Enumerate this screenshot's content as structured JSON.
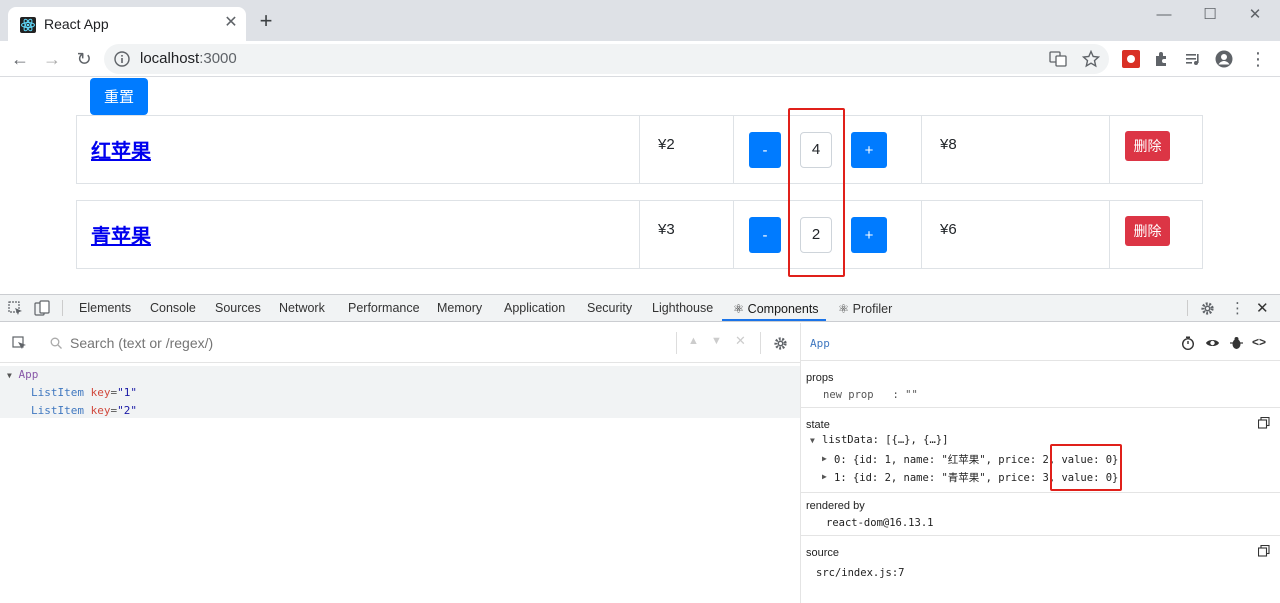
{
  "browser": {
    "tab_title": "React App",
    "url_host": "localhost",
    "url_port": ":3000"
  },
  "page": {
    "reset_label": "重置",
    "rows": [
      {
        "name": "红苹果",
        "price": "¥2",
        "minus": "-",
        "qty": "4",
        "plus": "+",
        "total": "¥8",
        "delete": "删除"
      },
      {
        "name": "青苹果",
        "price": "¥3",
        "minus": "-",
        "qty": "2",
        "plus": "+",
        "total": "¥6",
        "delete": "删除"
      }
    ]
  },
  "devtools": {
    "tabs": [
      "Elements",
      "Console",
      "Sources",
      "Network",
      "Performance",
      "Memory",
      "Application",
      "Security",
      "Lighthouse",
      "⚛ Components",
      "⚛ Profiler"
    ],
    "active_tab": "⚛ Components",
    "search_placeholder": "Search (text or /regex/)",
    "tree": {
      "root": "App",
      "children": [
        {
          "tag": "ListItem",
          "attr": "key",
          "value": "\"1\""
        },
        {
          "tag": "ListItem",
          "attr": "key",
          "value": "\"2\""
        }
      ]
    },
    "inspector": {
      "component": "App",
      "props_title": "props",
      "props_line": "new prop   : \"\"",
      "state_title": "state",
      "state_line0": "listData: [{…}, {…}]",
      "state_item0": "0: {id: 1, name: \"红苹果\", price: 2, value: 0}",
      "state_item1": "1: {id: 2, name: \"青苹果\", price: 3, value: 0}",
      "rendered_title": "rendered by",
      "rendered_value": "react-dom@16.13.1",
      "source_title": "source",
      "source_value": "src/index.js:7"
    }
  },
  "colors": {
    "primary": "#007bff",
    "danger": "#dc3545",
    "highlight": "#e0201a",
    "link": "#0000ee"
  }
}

STATED PROBLEM
Please transcribe the material above exactly as written. Leave the pictures out.

THE OUTPUT
Enumerate this screenshot's content as structured JSON.
{
  "browser": {
    "tab_title": "React App",
    "url_host": "localhost",
    "url_port": ":3000"
  },
  "page": {
    "reset_label": "重置",
    "rows": [
      {
        "name": "红苹果",
        "price": "¥2",
        "minus": "-",
        "qty": "4",
        "plus": "+",
        "total": "¥8",
        "delete": "删除"
      },
      {
        "name": "青苹果",
        "price": "¥3",
        "minus": "-",
        "qty": "2",
        "plus": "+",
        "total": "¥6",
        "delete": "删除"
      }
    ]
  },
  "devtools": {
    "tabs": [
      "Elements",
      "Console",
      "Sources",
      "Network",
      "Performance",
      "Memory",
      "Application",
      "Security",
      "Lighthouse",
      "⚛ Components",
      "⚛ Profiler"
    ],
    "active_tab": "⚛ Components",
    "search_placeholder": "Search (text or /regex/)",
    "tree": {
      "root": "App",
      "children": [
        {
          "tag": "ListItem",
          "attr": "key",
          "value": "\"1\""
        },
        {
          "tag": "ListItem",
          "attr": "key",
          "value": "\"2\""
        }
      ]
    },
    "inspector": {
      "component": "App",
      "props_title": "props",
      "props_line": "new prop   : \"\"",
      "state_title": "state",
      "state_line0": "listData: [{…}, {…}]",
      "state_item0": "0: {id: 1, name: \"红苹果\", price: 2, value: 0}",
      "state_item1": "1: {id: 2, name: \"青苹果\", price: 3, value: 0}",
      "rendered_title": "rendered by",
      "rendered_value": "react-dom@16.13.1",
      "source_title": "source",
      "source_value": "src/index.js:7"
    }
  },
  "colors": {
    "primary": "#007bff",
    "danger": "#dc3545",
    "highlight": "#e0201a",
    "link": "#0000ee"
  }
}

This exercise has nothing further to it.